▶ [Task description]:
Using the listing beneath this task, count the lines with the word "우키요에는" and write only the result.
+++ Source data
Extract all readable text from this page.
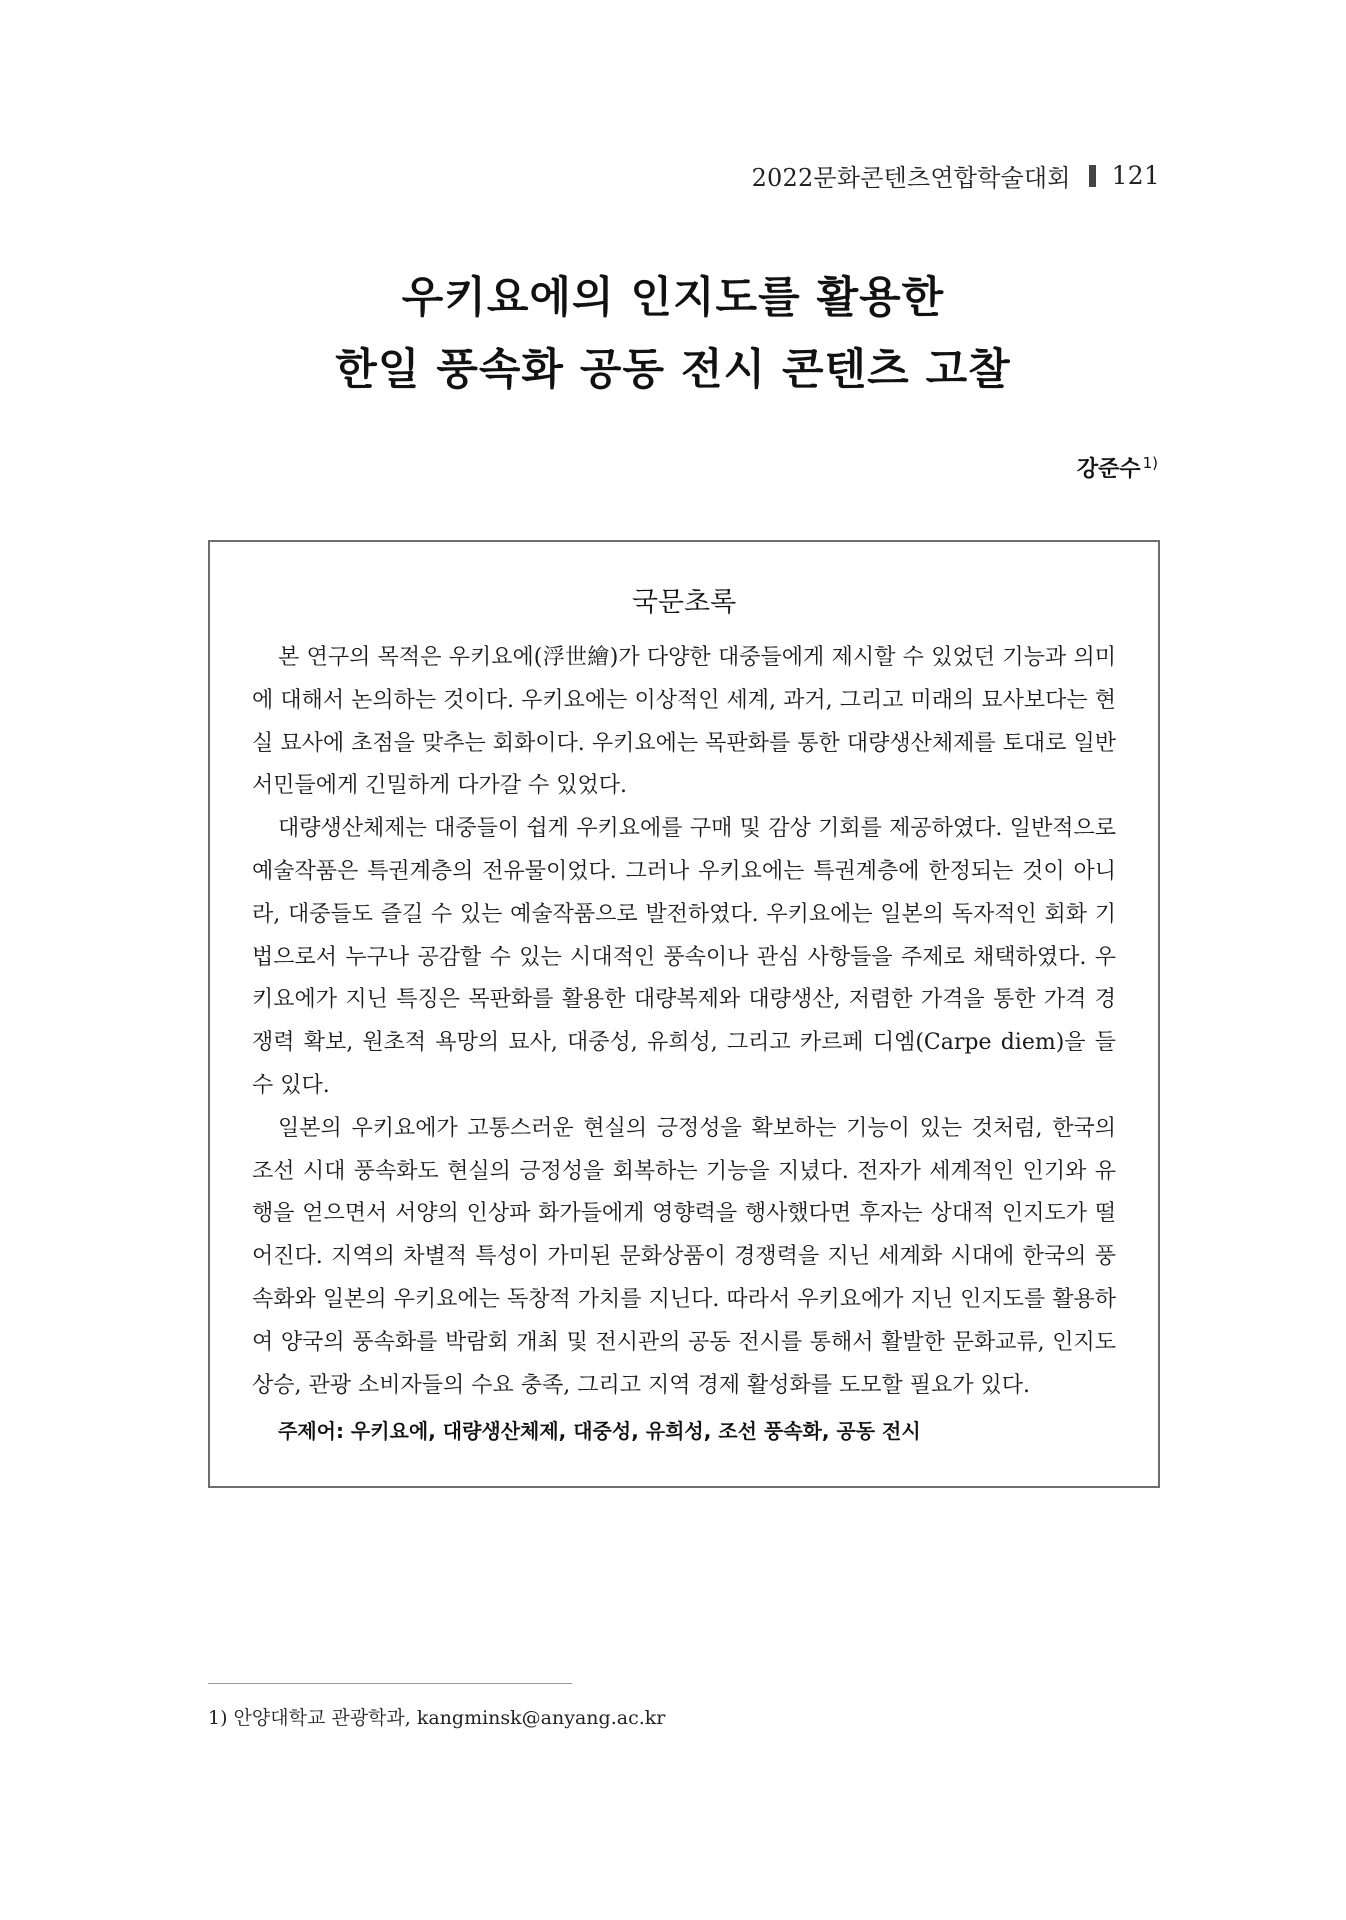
2022문화콘텐츠연합학술대회 121
우키요에의 인지도를 활용한
한일 풍속화 공동 전시 콘텐츠 고찰
강준수 $^{1)}$
국문초록

본 연구의 목적은 우키요에(浮世繪)가 다양한 대중들에게 제시할 수 있었던 기능과 의미에 대해서 논의하는 것이다. 우키요에는 이상적인 세계, 과거, 그리고 미래의 묘사보다는 현실 묘사에 초점을 맞추는 회화이다. 우키요에는 목판화를 통한 대량생산체제를 토대로 일반 서민들에게 긴밀하게 다가갈 수 있었다.

대량생산체제는 대중들이 쉽게 우키요에를 구매 및 감상 기회를 제공하였다. 일반적으로 예술작품은 특권계층의 전유물이었다. 그러나 우키요에는 특권계층에 한정되는 것이 아니라, 대중들도 즐길 수 있는 예술작품으로 발전하였다. 우키요에는 일본의 독자적인 회화 기법으로서 누구나 공감할 수 있는 시대적인 풍속이나 관심 사항들을 주제로 채택하였다. 우키요에가 지닌 특징은 목판화를 활용한 대량복제와 대량생산, 저렴한 가격을 통한 가격 경쟁력 확보, 원초적 욕망의 묘사, 대중성, 유희성, 그리고 카르페 디엠(Carpe diem)을 들 수 있다.

일본의 우키요에가 고통스러운 현실의 긍정성을 확보하는 기능이 있는 것처럼, 한국의 조선 시대 풍속화도 현실의 긍정성을 회복하는 기능을 지녔다. 전자가 세계적인 인기와 유행을 얻으면서 서양의 인상파 화가들에게 영향력을 행사했다면 후자는 상대적 인지도가 떨어진다. 지역의 차별적 특성이 가미된 문화상품이 경쟁력을 지닌 세계화 시대에 한국의 풍속화와 일본의 우키요에는 독창적 가치를 지닌다. 따라서 우키요에가 지닌 인지도를 활용하여 양국의 풍속화를 박람회 개최 및 전시관의 공동 전시를 통해서 활발한 문화교류, 인지도 상승, 관광 소비자들의 수요 충족, 그리고 지역 경제 활성화를 도모할 필요가 있다.

주제어: 우키요에, 대량생산체제, 대중성, 유희성, 조선 풍속화, 공동 전시
1) 안양대학교 관광학과, kangminsk@anyang.ac.kr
++++++
▶ [Written answer]:
3